# [LISTING]
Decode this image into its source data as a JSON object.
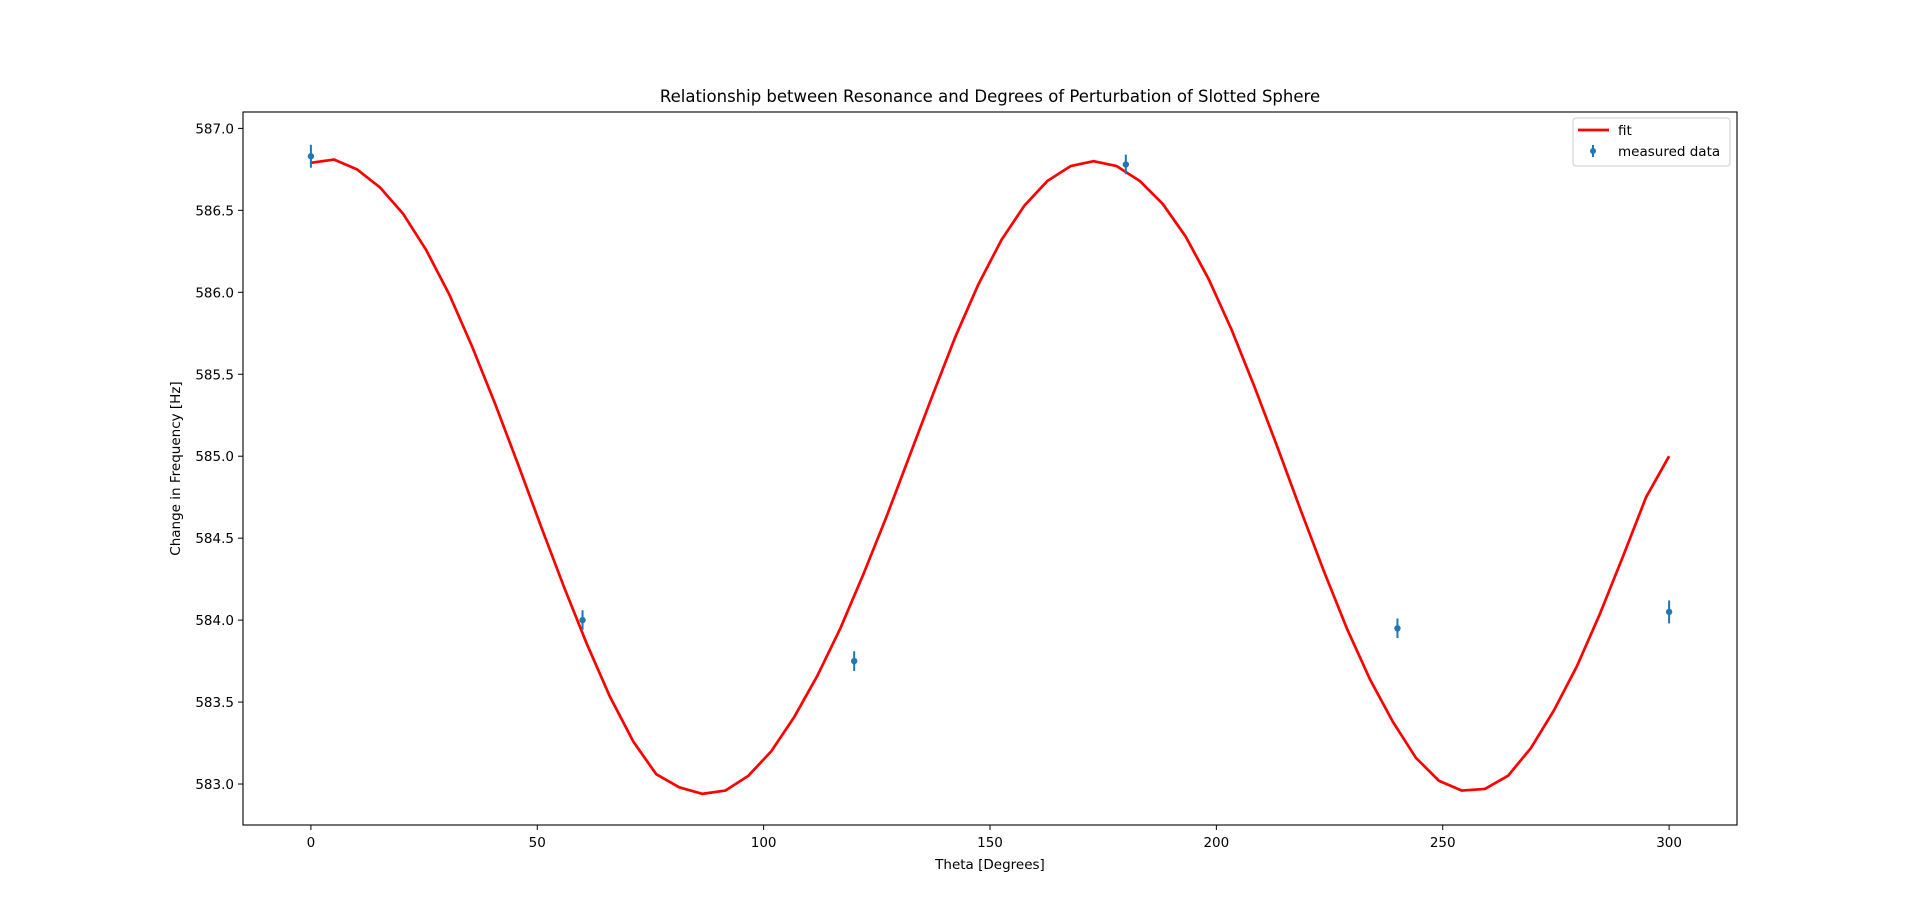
{
  "chart_data": {
    "type": "line",
    "title": "Relationship between Resonance and Degrees of Perturbation of Slotted Sphere",
    "xlabel": "Theta [Degrees]",
    "ylabel": "Change in Frequency [Hz]",
    "xlim": [
      -15,
      315
    ],
    "ylim": [
      582.75,
      587.1
    ],
    "xticks": [
      0,
      50,
      100,
      150,
      200,
      250,
      300
    ],
    "xtick_labels": [
      "0",
      "50",
      "100",
      "150",
      "200",
      "250",
      "300"
    ],
    "yticks": [
      583.0,
      583.5,
      584.0,
      584.5,
      585.0,
      585.5,
      586.0,
      586.5,
      587.0
    ],
    "ytick_labels": [
      "583.0",
      "583.5",
      "584.0",
      "584.5",
      "585.0",
      "585.5",
      "586.0",
      "586.5",
      "587.0"
    ],
    "grid": false,
    "legend_position": "top-right",
    "series": [
      {
        "name": "fit",
        "kind": "line",
        "color": "#ff0000",
        "x": [
          0,
          5.08,
          10.17,
          15.25,
          20.34,
          25.42,
          30.51,
          35.59,
          40.68,
          45.76,
          50.85,
          55.93,
          61.02,
          66.1,
          71.19,
          76.27,
          81.36,
          86.44,
          91.53,
          96.61,
          101.69,
          106.78,
          111.86,
          116.95,
          122.03,
          127.12,
          132.2,
          137.29,
          142.37,
          147.46,
          152.54,
          157.63,
          162.71,
          167.8,
          172.88,
          177.97,
          183.05,
          188.14,
          193.22,
          198.31,
          203.39,
          208.47,
          213.56,
          218.64,
          223.73,
          228.81,
          233.9,
          238.98,
          244.07,
          249.15,
          254.24,
          259.32,
          264.41,
          269.49,
          274.58,
          279.66,
          284.75,
          289.83,
          294.92,
          300
        ],
        "y": [
          586.79,
          586.81,
          586.75,
          586.64,
          586.48,
          586.26,
          585.99,
          585.67,
          585.32,
          584.95,
          584.57,
          584.2,
          583.85,
          583.53,
          583.26,
          583.06,
          582.98,
          582.94,
          582.96,
          583.05,
          583.2,
          583.41,
          583.66,
          583.95,
          584.28,
          584.63,
          585.0,
          585.37,
          585.73,
          586.05,
          586.32,
          586.53,
          586.68,
          586.77,
          586.8,
          586.77,
          586.68,
          586.54,
          586.34,
          586.08,
          585.77,
          585.42,
          585.05,
          584.67,
          584.3,
          583.95,
          583.64,
          583.38,
          583.16,
          583.02,
          582.96,
          582.97,
          583.05,
          583.22,
          583.45,
          583.72,
          584.04,
          584.39,
          584.75,
          585.0
        ]
      },
      {
        "name": "measured data",
        "kind": "errorbar",
        "color": "#1f77b4",
        "x": [
          0,
          60,
          120,
          180,
          240,
          300
        ],
        "y": [
          586.83,
          584.0,
          583.75,
          586.78,
          583.95,
          584.05
        ],
        "yerr": [
          0.07,
          0.06,
          0.06,
          0.06,
          0.06,
          0.07
        ]
      }
    ]
  }
}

# [WHAT YOU WILL DO]
Quote the preceding records in their entirety, excluding every picture.

# [TASK OUTPUT]
Decode this image into its source data as a JSON object.
{
  "chart_data": {
    "type": "line",
    "title": "Relationship between Resonance and Degrees of Perturbation of Slotted Sphere",
    "xlabel": "Theta [Degrees]",
    "ylabel": "Change in Frequency [Hz]",
    "xlim": [
      -15,
      315
    ],
    "ylim": [
      582.75,
      587.1
    ],
    "xticks": [
      0,
      50,
      100,
      150,
      200,
      250,
      300
    ],
    "xtick_labels": [
      "0",
      "50",
      "100",
      "150",
      "200",
      "250",
      "300"
    ],
    "yticks": [
      583.0,
      583.5,
      584.0,
      584.5,
      585.0,
      585.5,
      586.0,
      586.5,
      587.0
    ],
    "ytick_labels": [
      "583.0",
      "583.5",
      "584.0",
      "584.5",
      "585.0",
      "585.5",
      "586.0",
      "586.5",
      "587.0"
    ],
    "grid": false,
    "legend_position": "top-right",
    "series": [
      {
        "name": "fit",
        "kind": "line",
        "color": "#ff0000",
        "x": [
          0,
          5.08,
          10.17,
          15.25,
          20.34,
          25.42,
          30.51,
          35.59,
          40.68,
          45.76,
          50.85,
          55.93,
          61.02,
          66.1,
          71.19,
          76.27,
          81.36,
          86.44,
          91.53,
          96.61,
          101.69,
          106.78,
          111.86,
          116.95,
          122.03,
          127.12,
          132.2,
          137.29,
          142.37,
          147.46,
          152.54,
          157.63,
          162.71,
          167.8,
          172.88,
          177.97,
          183.05,
          188.14,
          193.22,
          198.31,
          203.39,
          208.47,
          213.56,
          218.64,
          223.73,
          228.81,
          233.9,
          238.98,
          244.07,
          249.15,
          254.24,
          259.32,
          264.41,
          269.49,
          274.58,
          279.66,
          284.75,
          289.83,
          294.92,
          300
        ],
        "y": [
          586.79,
          586.81,
          586.75,
          586.64,
          586.48,
          586.26,
          585.99,
          585.67,
          585.32,
          584.95,
          584.57,
          584.2,
          583.85,
          583.53,
          583.26,
          583.06,
          582.98,
          582.94,
          582.96,
          583.05,
          583.2,
          583.41,
          583.66,
          583.95,
          584.28,
          584.63,
          585.0,
          585.37,
          585.73,
          586.05,
          586.32,
          586.53,
          586.68,
          586.77,
          586.8,
          586.77,
          586.68,
          586.54,
          586.34,
          586.08,
          585.77,
          585.42,
          585.05,
          584.67,
          584.3,
          583.95,
          583.64,
          583.38,
          583.16,
          583.02,
          582.96,
          582.97,
          583.05,
          583.22,
          583.45,
          583.72,
          584.04,
          584.39,
          584.75,
          585.0
        ]
      },
      {
        "name": "measured data",
        "kind": "errorbar",
        "color": "#1f77b4",
        "x": [
          0,
          60,
          120,
          180,
          240,
          300
        ],
        "y": [
          586.83,
          584.0,
          583.75,
          586.78,
          583.95,
          584.05
        ],
        "yerr": [
          0.07,
          0.06,
          0.06,
          0.06,
          0.06,
          0.07
        ]
      }
    ]
  }
}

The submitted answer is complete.